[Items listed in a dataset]
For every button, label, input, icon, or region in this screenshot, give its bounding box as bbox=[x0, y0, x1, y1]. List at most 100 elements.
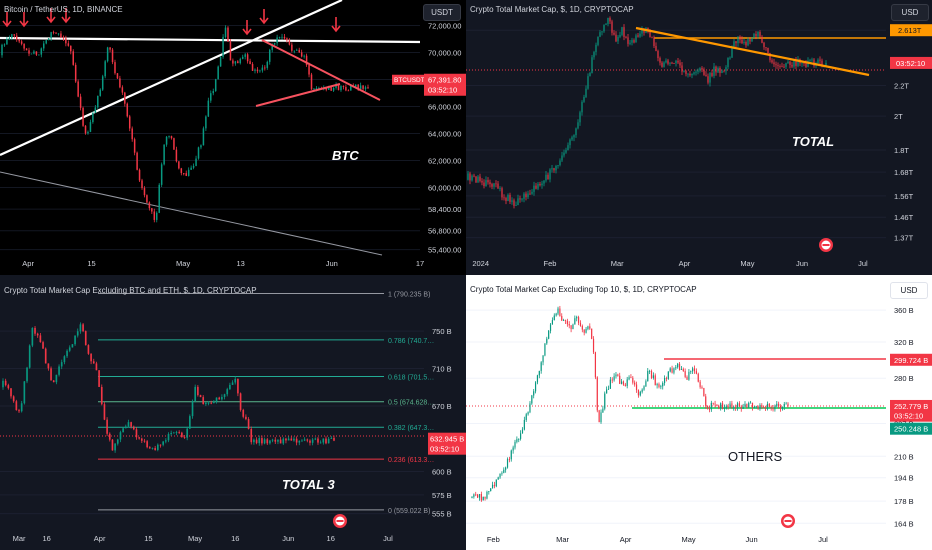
candle-body bbox=[155, 212, 158, 220]
candle-body bbox=[229, 384, 231, 390]
candle-body bbox=[748, 402, 750, 408]
candle-body bbox=[570, 325, 572, 330]
candle-body bbox=[234, 61, 237, 64]
candle-body bbox=[173, 138, 175, 150]
candle-body bbox=[477, 494, 479, 498]
btc-chart-panel[interactable]: 72,000.0070,000.0068,000.0066,000.0064,0… bbox=[0, 0, 466, 275]
candle-body bbox=[57, 33, 60, 35]
candle-body bbox=[87, 131, 89, 134]
price-tag-value: 03:52:10 bbox=[894, 412, 923, 421]
candle-body bbox=[493, 183, 495, 187]
candle-body bbox=[84, 331, 87, 346]
candle-body bbox=[697, 70, 699, 72]
candle-body bbox=[495, 183, 497, 185]
candle-body bbox=[221, 396, 223, 400]
candle-body bbox=[322, 438, 325, 443]
candle-body bbox=[214, 79, 217, 92]
candle-body bbox=[783, 404, 785, 407]
candle-body bbox=[523, 419, 525, 430]
candle-body bbox=[589, 72, 591, 77]
candle-body bbox=[40, 48, 43, 55]
candle-body bbox=[4, 380, 7, 386]
candle-body bbox=[296, 49, 298, 51]
candle-body bbox=[261, 67, 264, 71]
candle-body bbox=[568, 324, 570, 326]
candle-body bbox=[705, 74, 707, 77]
candle-body bbox=[729, 403, 731, 408]
candle-body bbox=[495, 479, 497, 487]
y-tick-label: 210 B bbox=[894, 452, 914, 461]
currency-button[interactable]: USD bbox=[891, 4, 929, 21]
candle-body bbox=[26, 367, 28, 382]
candle-body bbox=[489, 182, 491, 185]
candle-body bbox=[314, 438, 317, 440]
candle-body bbox=[501, 188, 503, 198]
candle-body bbox=[122, 428, 124, 433]
x-tick-label: 16 bbox=[327, 534, 335, 543]
candle-body bbox=[212, 91, 215, 94]
candle-body bbox=[669, 62, 671, 64]
candle-body bbox=[180, 168, 183, 174]
candle-body bbox=[327, 87, 330, 90]
candle-body bbox=[795, 60, 797, 66]
candle-body bbox=[295, 438, 298, 443]
candle-body bbox=[544, 343, 546, 356]
candle-body bbox=[109, 47, 111, 50]
candle-body bbox=[333, 437, 335, 441]
candle-body bbox=[293, 50, 296, 52]
candle-body bbox=[330, 87, 332, 91]
currency-button[interactable]: USD bbox=[890, 282, 928, 299]
candle-body bbox=[23, 381, 26, 404]
candle-body bbox=[478, 493, 481, 498]
candle-body bbox=[168, 136, 170, 137]
candle-body bbox=[805, 63, 807, 67]
candle-body bbox=[721, 70, 723, 73]
total-chart-panel[interactable]: 2.613T 2.2T 2T 1.8T 1.68T 1.56T 1.46T 1.37T 202… bbox=[466, 0, 932, 275]
candle-body bbox=[50, 368, 52, 381]
candle-body bbox=[116, 439, 119, 444]
candle-body bbox=[753, 33, 755, 39]
candle-body bbox=[677, 60, 679, 63]
candle-body bbox=[279, 439, 282, 444]
candle-body bbox=[576, 317, 578, 319]
candle-body bbox=[471, 175, 473, 181]
candle-body bbox=[705, 396, 707, 406]
candle-body bbox=[517, 198, 519, 206]
candle-body bbox=[92, 113, 94, 123]
candle-body bbox=[624, 384, 626, 386]
x-tick-label: 13 bbox=[236, 259, 244, 268]
candle-body bbox=[635, 35, 637, 43]
y-tick-label: 178 B bbox=[894, 497, 914, 506]
total3-chart-panel[interactable]: 1 (790.235 B) 0.786 (740.7… 0.618 (701.5… 0… bbox=[0, 275, 466, 550]
candle-body bbox=[697, 373, 699, 382]
currency-button[interactable]: USDT bbox=[423, 4, 461, 21]
candle-body bbox=[55, 32, 57, 34]
candle-body bbox=[82, 107, 84, 126]
candle-body bbox=[87, 345, 90, 354]
candle-body bbox=[232, 60, 234, 64]
candle-body bbox=[68, 347, 71, 351]
candle-body bbox=[485, 180, 487, 187]
candle-body bbox=[313, 88, 315, 90]
candle-body bbox=[811, 59, 813, 61]
candle-body bbox=[571, 137, 573, 140]
candle-body bbox=[591, 57, 593, 73]
candle-body bbox=[600, 412, 602, 423]
candle-body bbox=[727, 57, 729, 68]
candle-body bbox=[727, 406, 729, 408]
candle-body bbox=[28, 345, 31, 368]
candle-body bbox=[623, 27, 625, 37]
down-arrow-icon bbox=[2, 12, 12, 28]
btc-chart-svg: 72,000.0070,000.0068,000.0066,000.0064,0… bbox=[0, 0, 466, 268]
candle-body bbox=[537, 183, 539, 189]
candle-body bbox=[124, 92, 126, 104]
candle-body bbox=[635, 384, 638, 391]
candle-body bbox=[215, 397, 218, 402]
y-tick-label: 1.68T bbox=[894, 168, 914, 177]
y-tick-label: 1.8T bbox=[894, 146, 909, 155]
candle-body bbox=[597, 36, 599, 45]
y-tick-label: 600 B bbox=[432, 468, 452, 477]
candle-body bbox=[250, 428, 253, 443]
candle-body bbox=[278, 37, 281, 38]
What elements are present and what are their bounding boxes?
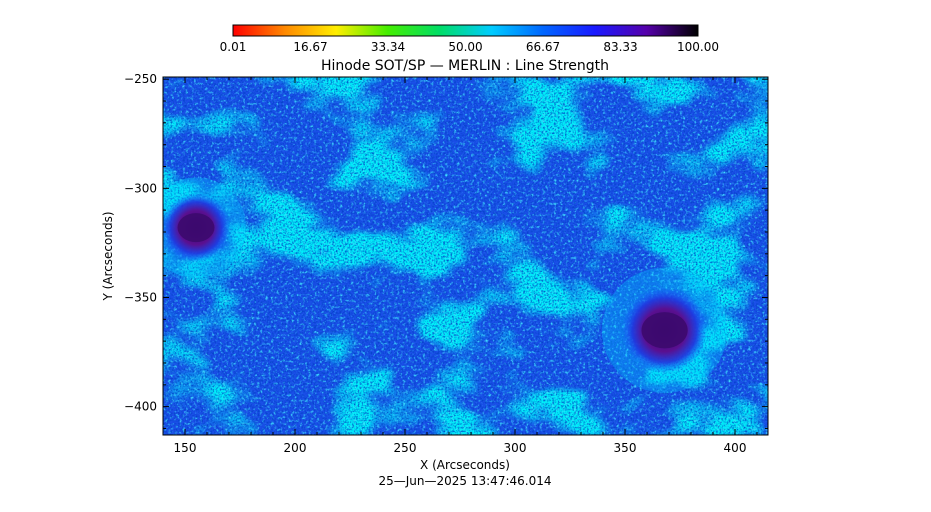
y-tick-label: −300 <box>124 181 157 195</box>
timestamp: 25—Jun—2025 13:47:46.014 <box>379 474 552 488</box>
x-tick-label: 150 <box>174 441 197 455</box>
chart-title: Hinode SOT/SP — MERLIN : Line Strength <box>321 58 609 74</box>
colorbar-tick-label: 16.67 <box>293 40 327 54</box>
x-tick-label: 250 <box>394 441 417 455</box>
colorbar <box>232 24 699 37</box>
y-tick-label: −400 <box>124 400 157 414</box>
colorbar-tick-label: 66.67 <box>526 40 560 54</box>
heatmap-dark-speckle <box>163 77 768 435</box>
x-axis: 150 200 250 300 350 400 <box>162 77 758 455</box>
x-tick-label: 350 <box>614 441 637 455</box>
colorbar-tick-labels: 0.01 16.67 33.34 50.00 66.67 83.33 100.00 <box>220 40 719 54</box>
sunspot-features <box>163 177 728 393</box>
colorbar-tick-label: 100.00 <box>677 40 719 54</box>
x-axis-label: X (Arcseconds) <box>420 458 510 472</box>
y-tick-label: −250 <box>124 72 157 86</box>
sunspot-umbra <box>177 213 215 243</box>
colorbar-tick-label: 0.01 <box>220 40 247 54</box>
colorbar-tick-label: 33.34 <box>371 40 405 54</box>
sunspot-umbra <box>641 312 688 349</box>
x-tick-label: 200 <box>284 441 307 455</box>
plot-frame <box>162 76 769 436</box>
x-tick-label: 300 <box>504 441 527 455</box>
colorbar-tick-label: 83.33 <box>603 40 637 54</box>
y-axis: −250 −300 −350 −400 <box>124 72 768 429</box>
x-tick-label: 400 <box>724 441 747 455</box>
y-axis-label: Y (Arcseconds) <box>101 211 115 301</box>
heatmap-image <box>163 77 768 435</box>
colorbar-tick-label: 50.00 <box>448 40 482 54</box>
y-tick-label: −350 <box>124 290 157 304</box>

◆ **Set task**
Rewrite the material with "umbra-region" substituted for every "sunspot-umbra" and everything else unchanged. Leave the pictures out of your answer.

◆ **Response to this exercise**
For every button, label, input, icon, or region in this screenshot, give its bounding box as bbox=[x0, y0, x1, y1]. List at most 100 elements.
candle-body bbox=[155, 212, 158, 220]
candle-body bbox=[229, 384, 231, 390]
candle-body bbox=[748, 402, 750, 408]
candle-body bbox=[570, 325, 572, 330]
candle-body bbox=[234, 61, 237, 64]
candle-body bbox=[173, 138, 175, 150]
candle-body bbox=[477, 494, 479, 498]
btc-chart-panel[interactable]: 72,000.0070,000.0068,000.0066,000.0064,0… bbox=[0, 0, 466, 275]
candle-body bbox=[57, 33, 60, 35]
candle-body bbox=[87, 131, 89, 134]
price-tag-value: 03:52:10 bbox=[894, 412, 923, 421]
candle-body bbox=[493, 183, 495, 187]
candle-body bbox=[84, 331, 87, 346]
candle-body bbox=[697, 70, 699, 72]
candle-body bbox=[495, 183, 497, 185]
candle-body bbox=[221, 396, 223, 400]
candle-body bbox=[322, 438, 325, 443]
candle-body bbox=[214, 79, 217, 92]
candle-body bbox=[783, 404, 785, 407]
candle-body bbox=[523, 419, 525, 430]
candle-body bbox=[589, 72, 591, 77]
candle-body bbox=[40, 48, 43, 55]
candle-body bbox=[4, 380, 7, 386]
candle-body bbox=[296, 49, 298, 51]
candle-body bbox=[261, 67, 264, 71]
candle-body bbox=[568, 324, 570, 326]
candle-body bbox=[705, 74, 707, 77]
candle-body bbox=[729, 403, 731, 408]
candle-body bbox=[495, 479, 497, 487]
y-tick-label: 210 B bbox=[894, 452, 914, 461]
currency-button[interactable]: USD bbox=[891, 4, 929, 21]
candle-body bbox=[26, 367, 28, 382]
candle-body bbox=[489, 182, 491, 185]
candle-body bbox=[314, 438, 317, 440]
candle-body bbox=[501, 188, 503, 198]
candle-body bbox=[122, 428, 124, 433]
x-tick-label: 16 bbox=[327, 534, 335, 543]
candle-body bbox=[212, 91, 215, 94]
candle-body bbox=[669, 62, 671, 64]
candle-body bbox=[180, 168, 183, 174]
candle-body bbox=[327, 87, 330, 90]
candle-body bbox=[795, 60, 797, 66]
candle-body bbox=[295, 438, 298, 443]
candle-body bbox=[544, 343, 546, 356]
candle-body bbox=[109, 47, 111, 50]
candle-body bbox=[333, 437, 335, 441]
candle-body bbox=[293, 50, 296, 52]
candle-body bbox=[330, 87, 332, 91]
currency-button[interactable]: USD bbox=[890, 282, 928, 299]
candle-body bbox=[23, 381, 26, 404]
candle-body bbox=[478, 493, 481, 498]
candle-body bbox=[168, 136, 170, 137]
candle-body bbox=[805, 63, 807, 67]
candle-body bbox=[721, 70, 723, 73]
total-chart-panel[interactable]: 2.613T 2.2T 2T 1.8T 1.68T 1.56T 1.46T 1.37T 202… bbox=[466, 0, 932, 275]
candle-body bbox=[50, 368, 52, 381]
candle-body bbox=[116, 439, 119, 444]
candle-body bbox=[753, 33, 755, 39]
candle-body bbox=[677, 60, 679, 63]
candle-body bbox=[279, 439, 282, 444]
candle-body bbox=[576, 317, 578, 319]
candle-body bbox=[471, 175, 473, 181]
candle-body bbox=[705, 396, 707, 406]
candle-body bbox=[517, 198, 519, 206]
candle-body bbox=[92, 113, 94, 123]
candle-body bbox=[624, 384, 626, 386]
x-tick-label: 13 bbox=[236, 259, 244, 268]
candle-body bbox=[635, 35, 637, 43]
y-tick-label: 178 B bbox=[894, 497, 914, 506]
total3-chart-panel[interactable]: 1 (790.235 B) 0.786 (740.7… 0.618 (701.5… 0… bbox=[0, 275, 466, 550]
candle-body bbox=[697, 373, 699, 382]
currency-button[interactable]: USDT bbox=[423, 4, 461, 21]
candle-body bbox=[55, 32, 57, 34]
candle-body bbox=[82, 107, 84, 126]
candle-body bbox=[87, 345, 90, 354]
candle-body bbox=[232, 60, 234, 64]
candle-body bbox=[68, 347, 71, 351]
candle-body bbox=[485, 180, 487, 187]
candle-body bbox=[313, 88, 315, 90]
candle-body bbox=[811, 59, 813, 61]
candle-body bbox=[571, 137, 573, 140]
candle-body bbox=[591, 57, 593, 73]
candle-body bbox=[600, 412, 602, 423]
candle-body bbox=[727, 57, 729, 68]
candle-body bbox=[727, 406, 729, 408]
candle-body bbox=[28, 345, 31, 368]
candle-body bbox=[623, 27, 625, 37]
down-arrow-icon bbox=[2, 12, 12, 28]
btc-chart-svg: 72,000.0070,000.0068,000.0066,000.0064,0… bbox=[0, 0, 466, 268]
candle-body bbox=[537, 183, 539, 189]
candle-body bbox=[124, 92, 126, 104]
candle-body bbox=[635, 384, 638, 391]
candle-body bbox=[215, 397, 218, 402]
y-tick-label: 1.68T bbox=[894, 168, 914, 177]
y-tick-label: 1.8T bbox=[894, 146, 909, 155]
candle-body bbox=[597, 36, 599, 45]
y-tick-label: 600 B bbox=[432, 468, 452, 477]
candle-body bbox=[250, 428, 253, 443]
candle-body bbox=[278, 37, 281, 38]
What elements are present and what are their bounding boxes?
y-tick-label: −300 <box>124 181 157 195</box>
timestamp: 25—Jun—2025 13:47:46.014 <box>379 474 552 488</box>
x-tick-label: 150 <box>174 441 197 455</box>
chart-title: Hinode SOT/SP — MERLIN : Line Strength <box>321 58 609 74</box>
colorbar-tick-label: 16.67 <box>293 40 327 54</box>
x-tick-label: 250 <box>394 441 417 455</box>
colorbar <box>232 24 699 37</box>
y-tick-label: −400 <box>124 400 157 414</box>
colorbar-tick-label: 66.67 <box>526 40 560 54</box>
heatmap-dark-speckle <box>163 77 768 435</box>
x-axis: 150 200 250 300 350 400 <box>162 77 758 455</box>
x-tick-label: 350 <box>614 441 637 455</box>
colorbar-tick-labels: 0.01 16.67 33.34 50.00 66.67 83.33 100.00 <box>220 40 719 54</box>
sunspot-features <box>163 177 728 393</box>
colorbar-tick-label: 100.00 <box>677 40 719 54</box>
x-axis-label: X (Arcseconds) <box>420 458 510 472</box>
y-tick-label: −250 <box>124 72 157 86</box>
umbra-region <box>177 213 215 243</box>
colorbar-tick-label: 0.01 <box>220 40 247 54</box>
colorbar-tick-label: 33.34 <box>371 40 405 54</box>
umbra-region <box>641 312 688 349</box>
x-tick-label: 200 <box>284 441 307 455</box>
plot-frame <box>162 76 769 436</box>
x-tick-label: 300 <box>504 441 527 455</box>
colorbar-tick-label: 83.33 <box>603 40 637 54</box>
y-axis: −250 −300 −350 −400 <box>124 72 768 429</box>
x-tick-label: 400 <box>724 441 747 455</box>
y-axis-label: Y (Arcseconds) <box>101 211 115 301</box>
heatmap-image <box>163 77 768 435</box>
colorbar-tick-label: 50.00 <box>448 40 482 54</box>
y-tick-label: −350 <box>124 290 157 304</box>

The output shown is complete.